» **Exercice 1**
Recopiez le passage du texte sur les olives compris entre « À côté de ces » et « c’est encore mangeable. », ces deux bornes incluses.
» **Exercice 2**
Dans le texte sur les olives, quel cercle des Enfers est appelé le fameux cercle des gourmands ?
» **Exercice 3**
Donnez la suite du texte sur les olives après sa dernière phrase.

[Texte à lire]

À côté de ces extrémistes du condiment, on trouve, dans les IGA du coin (Lidl, Leader Price, Carrefour market, Super U etc.), de très honnêtes bocaux d’olives vertes ou noires qui ont été attendries dans une saumure sans esprit, mais sans vice. Rien à redire, c’est encore mangeable.

Entre les deux, on peut, par souci de ne pas se ruiner tout en mangeant du bon, aller se défouler le gésier en achetant soit chez un turc, soit chez un grec, des olives de Kalamata et d’autres lieux célèbres, pour un prix raisonnable et une saveur enlevante. Libre à nous de mettre ces petites choses avec ou sans noyau sur une pizza de notre fabrication.

Mais les olives de nos préparations surgelées…

Ô pauvres de nous ! On sent qu’elles ont passé leur vie dans une saumure conçue par les plus incultes des petits démons insipides et rosâtres qui vivent sous le troisième cercle des Enfers, le fameux cercle des gourmands où, du reste, l’on est en train de chauffer ma place. Oui car sous ce cercle terrible et fort peuplé, et lui faisant comme un pôle négatif, se trouve un cercle clandestin voué à la thématique de la sale bouffe : c’est le cercle des incontinents de la cuisine, le cercle des bouchés à l’émeri, qui n’ont aucun sens ni artistique ni culinaire. Il faut avoir été un barbare à peine humain pour y accéder, il faut avoir été un semi-crétin capable de grands ravages culturels et émotionnels, mais de ravages commis médiocrement, sans le savoir, sans faire exprès… commis en respectant les consignes de la direction, ou celles de l’emballage.

[/Texte à lire]
[Données présentées]

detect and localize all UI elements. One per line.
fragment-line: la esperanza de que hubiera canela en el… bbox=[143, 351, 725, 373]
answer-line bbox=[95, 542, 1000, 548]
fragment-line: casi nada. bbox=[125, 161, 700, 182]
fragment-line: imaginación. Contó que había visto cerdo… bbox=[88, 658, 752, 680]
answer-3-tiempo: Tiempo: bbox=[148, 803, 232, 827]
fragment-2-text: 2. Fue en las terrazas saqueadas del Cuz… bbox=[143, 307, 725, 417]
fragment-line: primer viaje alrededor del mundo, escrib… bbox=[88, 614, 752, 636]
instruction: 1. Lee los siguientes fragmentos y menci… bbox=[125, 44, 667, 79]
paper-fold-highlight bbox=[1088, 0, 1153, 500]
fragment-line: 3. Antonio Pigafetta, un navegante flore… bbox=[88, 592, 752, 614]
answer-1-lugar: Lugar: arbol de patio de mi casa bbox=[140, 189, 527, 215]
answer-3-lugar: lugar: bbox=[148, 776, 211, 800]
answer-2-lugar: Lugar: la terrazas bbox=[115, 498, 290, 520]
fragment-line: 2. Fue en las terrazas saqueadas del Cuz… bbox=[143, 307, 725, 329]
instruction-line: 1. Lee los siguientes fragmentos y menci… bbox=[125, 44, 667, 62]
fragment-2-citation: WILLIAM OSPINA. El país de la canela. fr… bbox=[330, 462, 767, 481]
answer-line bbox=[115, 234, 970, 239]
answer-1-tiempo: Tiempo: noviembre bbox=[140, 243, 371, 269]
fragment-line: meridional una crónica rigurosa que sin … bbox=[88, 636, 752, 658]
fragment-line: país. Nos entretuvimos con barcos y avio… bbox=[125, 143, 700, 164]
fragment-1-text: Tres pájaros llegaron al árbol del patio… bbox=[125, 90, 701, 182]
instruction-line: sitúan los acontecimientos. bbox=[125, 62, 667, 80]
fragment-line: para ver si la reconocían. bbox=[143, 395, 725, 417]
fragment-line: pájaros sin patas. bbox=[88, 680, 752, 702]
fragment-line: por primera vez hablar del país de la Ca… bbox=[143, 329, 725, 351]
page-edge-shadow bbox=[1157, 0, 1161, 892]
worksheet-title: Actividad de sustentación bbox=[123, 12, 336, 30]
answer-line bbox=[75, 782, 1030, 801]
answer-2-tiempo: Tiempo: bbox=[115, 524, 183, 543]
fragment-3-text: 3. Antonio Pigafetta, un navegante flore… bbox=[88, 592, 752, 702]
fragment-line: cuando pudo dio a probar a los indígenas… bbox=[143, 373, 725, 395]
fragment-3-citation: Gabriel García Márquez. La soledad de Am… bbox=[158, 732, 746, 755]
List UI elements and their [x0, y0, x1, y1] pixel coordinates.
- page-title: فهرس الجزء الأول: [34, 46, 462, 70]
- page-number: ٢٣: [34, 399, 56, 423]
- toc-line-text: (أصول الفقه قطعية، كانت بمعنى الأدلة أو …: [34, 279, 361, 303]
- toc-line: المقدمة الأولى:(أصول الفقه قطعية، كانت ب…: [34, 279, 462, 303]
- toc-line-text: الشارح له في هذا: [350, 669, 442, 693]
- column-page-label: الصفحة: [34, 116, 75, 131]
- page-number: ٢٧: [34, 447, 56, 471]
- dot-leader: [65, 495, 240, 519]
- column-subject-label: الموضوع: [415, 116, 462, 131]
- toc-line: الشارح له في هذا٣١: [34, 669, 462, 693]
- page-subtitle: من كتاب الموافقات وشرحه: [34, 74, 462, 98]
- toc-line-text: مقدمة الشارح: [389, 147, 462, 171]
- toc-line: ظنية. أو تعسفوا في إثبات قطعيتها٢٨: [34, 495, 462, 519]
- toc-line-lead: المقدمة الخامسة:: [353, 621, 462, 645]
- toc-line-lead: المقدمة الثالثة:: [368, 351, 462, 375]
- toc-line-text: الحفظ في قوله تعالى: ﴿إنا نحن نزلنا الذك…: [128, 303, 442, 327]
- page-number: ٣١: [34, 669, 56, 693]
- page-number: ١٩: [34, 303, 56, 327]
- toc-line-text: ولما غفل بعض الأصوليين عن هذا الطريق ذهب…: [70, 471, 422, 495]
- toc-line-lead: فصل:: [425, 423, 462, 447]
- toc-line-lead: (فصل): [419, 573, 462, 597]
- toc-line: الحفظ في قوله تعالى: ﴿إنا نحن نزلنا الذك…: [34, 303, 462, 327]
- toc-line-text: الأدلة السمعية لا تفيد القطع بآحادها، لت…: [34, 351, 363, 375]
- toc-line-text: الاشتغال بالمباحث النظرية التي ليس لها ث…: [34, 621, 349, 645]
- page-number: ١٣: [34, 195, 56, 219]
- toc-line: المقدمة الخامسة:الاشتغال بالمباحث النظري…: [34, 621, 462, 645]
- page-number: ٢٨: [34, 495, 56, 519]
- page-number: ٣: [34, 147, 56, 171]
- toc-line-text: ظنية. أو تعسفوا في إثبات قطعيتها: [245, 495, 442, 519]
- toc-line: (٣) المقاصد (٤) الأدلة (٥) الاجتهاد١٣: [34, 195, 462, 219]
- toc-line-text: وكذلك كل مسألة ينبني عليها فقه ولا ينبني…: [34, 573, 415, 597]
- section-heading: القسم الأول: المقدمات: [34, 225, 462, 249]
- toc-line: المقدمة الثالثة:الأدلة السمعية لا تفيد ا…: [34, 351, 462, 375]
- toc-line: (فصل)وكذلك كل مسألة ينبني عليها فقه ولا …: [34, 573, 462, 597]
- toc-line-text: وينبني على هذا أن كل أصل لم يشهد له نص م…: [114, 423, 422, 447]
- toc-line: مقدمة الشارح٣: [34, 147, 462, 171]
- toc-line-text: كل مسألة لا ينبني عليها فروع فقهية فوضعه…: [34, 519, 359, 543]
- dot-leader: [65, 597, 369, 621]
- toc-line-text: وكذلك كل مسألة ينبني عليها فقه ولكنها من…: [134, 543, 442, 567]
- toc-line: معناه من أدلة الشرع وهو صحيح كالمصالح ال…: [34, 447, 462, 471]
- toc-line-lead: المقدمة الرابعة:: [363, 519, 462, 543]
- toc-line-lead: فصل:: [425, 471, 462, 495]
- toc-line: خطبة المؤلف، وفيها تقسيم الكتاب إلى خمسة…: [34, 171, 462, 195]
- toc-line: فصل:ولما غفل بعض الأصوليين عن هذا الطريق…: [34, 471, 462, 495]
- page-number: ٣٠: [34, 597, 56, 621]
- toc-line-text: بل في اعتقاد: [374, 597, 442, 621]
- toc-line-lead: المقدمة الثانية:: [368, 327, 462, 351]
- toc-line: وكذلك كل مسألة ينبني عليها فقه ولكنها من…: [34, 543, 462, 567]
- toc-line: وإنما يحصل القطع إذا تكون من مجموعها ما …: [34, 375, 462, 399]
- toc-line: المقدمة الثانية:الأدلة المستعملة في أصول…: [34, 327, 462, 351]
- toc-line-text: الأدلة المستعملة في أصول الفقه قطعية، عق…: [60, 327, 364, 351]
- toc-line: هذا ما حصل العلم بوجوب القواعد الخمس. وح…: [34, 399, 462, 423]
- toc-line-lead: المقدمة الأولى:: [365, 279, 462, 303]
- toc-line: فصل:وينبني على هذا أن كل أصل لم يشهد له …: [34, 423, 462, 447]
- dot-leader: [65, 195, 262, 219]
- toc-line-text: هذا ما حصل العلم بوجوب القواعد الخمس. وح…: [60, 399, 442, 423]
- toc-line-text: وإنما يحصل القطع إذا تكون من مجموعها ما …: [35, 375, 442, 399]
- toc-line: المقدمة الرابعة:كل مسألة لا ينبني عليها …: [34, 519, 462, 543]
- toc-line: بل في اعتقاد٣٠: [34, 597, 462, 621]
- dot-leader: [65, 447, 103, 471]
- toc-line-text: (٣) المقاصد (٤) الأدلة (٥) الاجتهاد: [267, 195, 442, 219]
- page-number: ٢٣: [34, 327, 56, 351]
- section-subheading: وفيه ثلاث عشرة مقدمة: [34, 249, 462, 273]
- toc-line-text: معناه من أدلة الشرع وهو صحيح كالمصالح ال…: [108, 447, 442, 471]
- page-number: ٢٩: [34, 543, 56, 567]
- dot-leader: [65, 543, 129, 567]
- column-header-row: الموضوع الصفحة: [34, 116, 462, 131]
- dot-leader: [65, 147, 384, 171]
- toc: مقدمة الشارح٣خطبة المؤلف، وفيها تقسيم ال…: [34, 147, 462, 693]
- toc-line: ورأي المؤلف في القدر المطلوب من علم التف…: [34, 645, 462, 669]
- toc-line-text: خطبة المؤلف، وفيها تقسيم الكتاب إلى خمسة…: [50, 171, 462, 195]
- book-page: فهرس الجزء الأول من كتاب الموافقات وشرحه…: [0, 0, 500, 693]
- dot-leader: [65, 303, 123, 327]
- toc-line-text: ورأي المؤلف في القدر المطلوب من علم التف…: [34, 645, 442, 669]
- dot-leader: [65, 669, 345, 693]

[/Données présentées]

» **Zone de réponse 1**
À côté de ces extrémistes du condiment, on trouve, dans les IGA du coin (Lidl, Leader Price, Carrefour market, Super U etc.), de très honnêtes bocaux d’olives vertes ou noires qui ont été attendries dans une saumure sans esprit, mais sans vice. Rien à redire, c’est encore mangeable.

» **Zone de réponse 2**
Le troisième cercle des Enfers.

» **Zone de réponse 3**
Vous y attendent, dans une ambiance d’étuve parfumée aux vapeurs de cervelas industriel, de boudinés démons à la peau de saucisse synthétique, occupés à touiller la saumure dans laquelle ils vont vous plonger, ô vous les amateurs de charcuterie en plastique et de sauce en flacon péteur ! Cette même saumure qui, plus tard, propulsée vers la surface grâce à des ascenseur express, deviendra la sinistre saumure des olives à pizzas surgelées. La recette en est sordide ? le goût aussi, qui rappelle un mélange de glaires nasales pour le côté salé, et de sueur d’aisselle pour l’amertume. Plonger n’importe quel fruit dans ce bouillon terne transforme la chose… en chose, justement, et en plus jamais rien d’autre. Une olive ainsi traitée, puis congelée sur son bloc de peinture à la tomate, puis décongelée dans un four portée à 240°C donne au fruit, ou à ce qu’il en reste, une saveur qui, moi, me ramène immédiatement au temps lointain où je rôdais, désœuvré et sale, en été, au bord de l’Huveaune, un petit ruisseau suburbain qui servait d’égout à ciel ouvert à plusieurs quartiers de Marseille, en France du sud. S’échappaient de ce marigot en ébullition lente des nappes de flatulences chaudes, désolantes pour l’esprit comme pour les plantouilles qui osaient croître en ces lieux, et dont l’odeur pétrolico-intestinale me hante aujourd’hui à chaque pizza industrielle promenée sous mes narines. C’est la même, voyez-vous. Au relent près. Ma maudite petite madeleine à moi.

Je pense sincèrement que les êtres qui ont trouvé génial de gaspiller des millions d’oliviers pour décorer nos pizzas avec ces petites mines antipersonnel à moitié planquées sous un bavouillis de fromage fondu, ces êtres ne sont pas de notre monde. Mais ils le contrôlent ! Ils sont les habitants d’un cercle ancien, et vivent dispersé au milieu des Terriens. Ce sont les marchands de saloperies, et nous sommes plongés dans leur cercle dès l’enfance, sans alternative durable, sans espoir net, sans autre horizon qu’une enceinte de barquettes vides ayant contenu divers produits frelatés dès leur conception, et que visitent les mouches. Décorées d’étoiles vulgaires chantant la gloire de tel ou tel rabais temporaire et putassier, ces collines de barquettes bouchent la vue et l’imagination.

De ce cercle immense, les olives à pizza, avec leur goût de caleçon bouilli, en sont la décoration principale. Le sapin de Noël a ses boules, le cocu a ses cornes, notre monde a ces olives, comme un petit rappel nauséabond de la permanence de la bassesse dans le rôle de valeur suprême du capitalisme.